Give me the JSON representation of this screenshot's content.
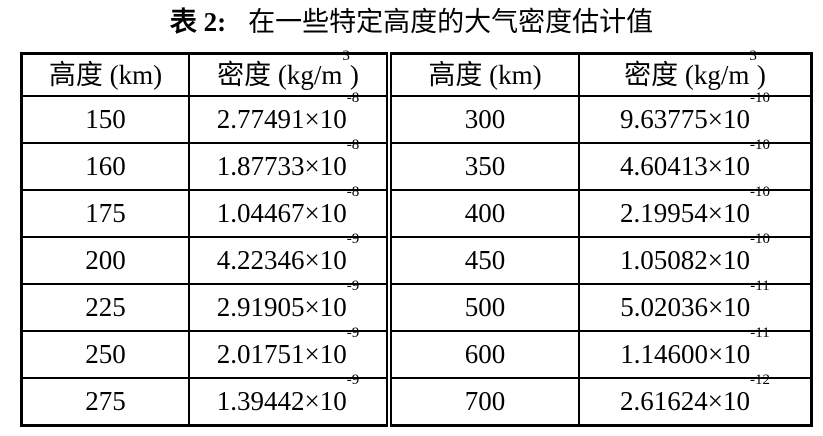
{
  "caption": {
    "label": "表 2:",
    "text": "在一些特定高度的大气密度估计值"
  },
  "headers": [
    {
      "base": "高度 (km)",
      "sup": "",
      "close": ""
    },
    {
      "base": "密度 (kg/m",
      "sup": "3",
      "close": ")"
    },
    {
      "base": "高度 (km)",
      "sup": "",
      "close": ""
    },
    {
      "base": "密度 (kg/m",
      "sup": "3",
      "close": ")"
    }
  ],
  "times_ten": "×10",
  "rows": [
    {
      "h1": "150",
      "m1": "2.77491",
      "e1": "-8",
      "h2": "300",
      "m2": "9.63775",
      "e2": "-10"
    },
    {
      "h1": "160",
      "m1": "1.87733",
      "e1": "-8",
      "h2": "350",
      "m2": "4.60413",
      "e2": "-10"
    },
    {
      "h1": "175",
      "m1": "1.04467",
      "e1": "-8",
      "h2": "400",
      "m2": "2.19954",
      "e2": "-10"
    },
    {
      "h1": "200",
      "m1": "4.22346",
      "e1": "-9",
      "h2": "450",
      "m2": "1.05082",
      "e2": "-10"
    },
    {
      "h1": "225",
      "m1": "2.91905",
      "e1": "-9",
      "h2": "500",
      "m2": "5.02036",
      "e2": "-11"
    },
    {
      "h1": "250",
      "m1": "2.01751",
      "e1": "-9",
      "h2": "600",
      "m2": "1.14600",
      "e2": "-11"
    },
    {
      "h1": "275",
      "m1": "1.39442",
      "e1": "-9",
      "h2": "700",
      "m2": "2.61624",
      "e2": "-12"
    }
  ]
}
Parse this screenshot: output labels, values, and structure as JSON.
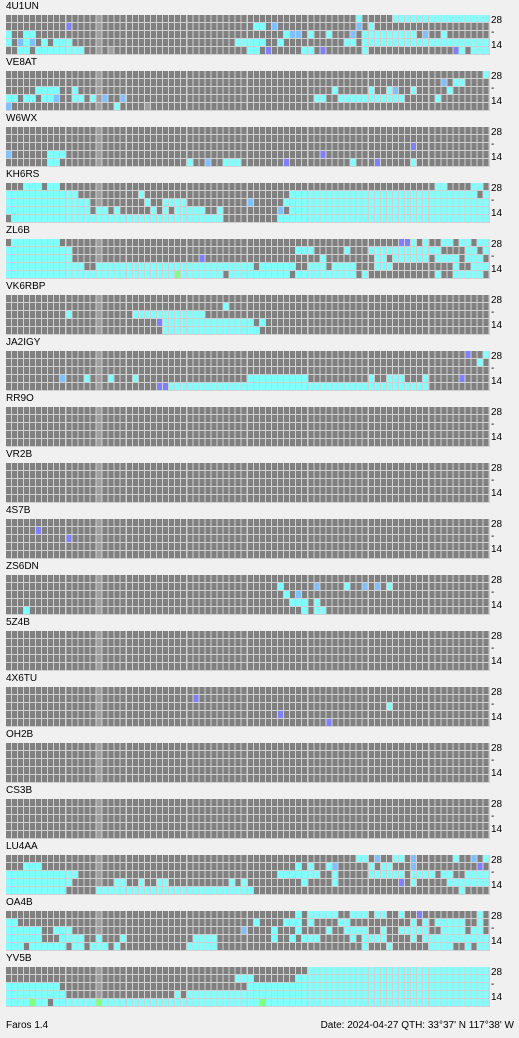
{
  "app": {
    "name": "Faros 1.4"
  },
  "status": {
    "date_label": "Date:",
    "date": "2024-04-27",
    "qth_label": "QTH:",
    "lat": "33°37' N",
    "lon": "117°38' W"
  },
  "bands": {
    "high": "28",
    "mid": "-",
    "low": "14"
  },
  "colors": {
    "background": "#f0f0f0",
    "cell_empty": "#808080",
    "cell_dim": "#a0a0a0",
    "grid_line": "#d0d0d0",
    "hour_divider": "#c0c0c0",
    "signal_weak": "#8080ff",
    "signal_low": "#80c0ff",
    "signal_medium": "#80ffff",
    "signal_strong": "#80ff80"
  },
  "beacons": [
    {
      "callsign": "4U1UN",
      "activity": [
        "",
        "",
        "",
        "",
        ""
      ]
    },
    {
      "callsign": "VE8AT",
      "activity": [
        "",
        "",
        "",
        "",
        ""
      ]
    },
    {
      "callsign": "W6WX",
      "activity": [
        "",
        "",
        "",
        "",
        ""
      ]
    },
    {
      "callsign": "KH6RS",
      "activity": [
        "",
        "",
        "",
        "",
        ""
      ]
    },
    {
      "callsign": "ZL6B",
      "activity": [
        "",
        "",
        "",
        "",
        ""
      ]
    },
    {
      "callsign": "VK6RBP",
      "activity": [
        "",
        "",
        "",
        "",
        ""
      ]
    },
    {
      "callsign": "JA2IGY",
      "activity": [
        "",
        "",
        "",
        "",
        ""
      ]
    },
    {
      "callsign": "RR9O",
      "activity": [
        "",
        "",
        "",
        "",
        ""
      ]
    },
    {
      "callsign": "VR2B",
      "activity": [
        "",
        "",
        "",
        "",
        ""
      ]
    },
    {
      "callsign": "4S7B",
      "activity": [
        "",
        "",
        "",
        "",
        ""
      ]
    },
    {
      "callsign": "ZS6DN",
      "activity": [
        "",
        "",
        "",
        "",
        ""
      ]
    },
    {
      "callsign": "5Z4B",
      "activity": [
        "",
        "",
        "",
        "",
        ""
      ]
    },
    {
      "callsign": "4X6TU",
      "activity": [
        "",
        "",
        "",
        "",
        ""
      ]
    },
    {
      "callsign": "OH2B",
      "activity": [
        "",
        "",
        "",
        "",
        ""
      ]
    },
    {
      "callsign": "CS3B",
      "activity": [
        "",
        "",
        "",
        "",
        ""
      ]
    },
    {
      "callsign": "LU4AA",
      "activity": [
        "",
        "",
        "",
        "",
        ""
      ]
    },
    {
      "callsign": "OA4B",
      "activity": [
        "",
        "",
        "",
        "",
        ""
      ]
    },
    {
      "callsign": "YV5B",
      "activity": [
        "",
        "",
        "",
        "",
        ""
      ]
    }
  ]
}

- _Stated task_
Check each line above for the string "screenshot", then copy the ones that have it.

- _Written solution_
Give me the JSON representation of this screenshot's content.
Parse this screenshot: output labels, values, and structure as JSON.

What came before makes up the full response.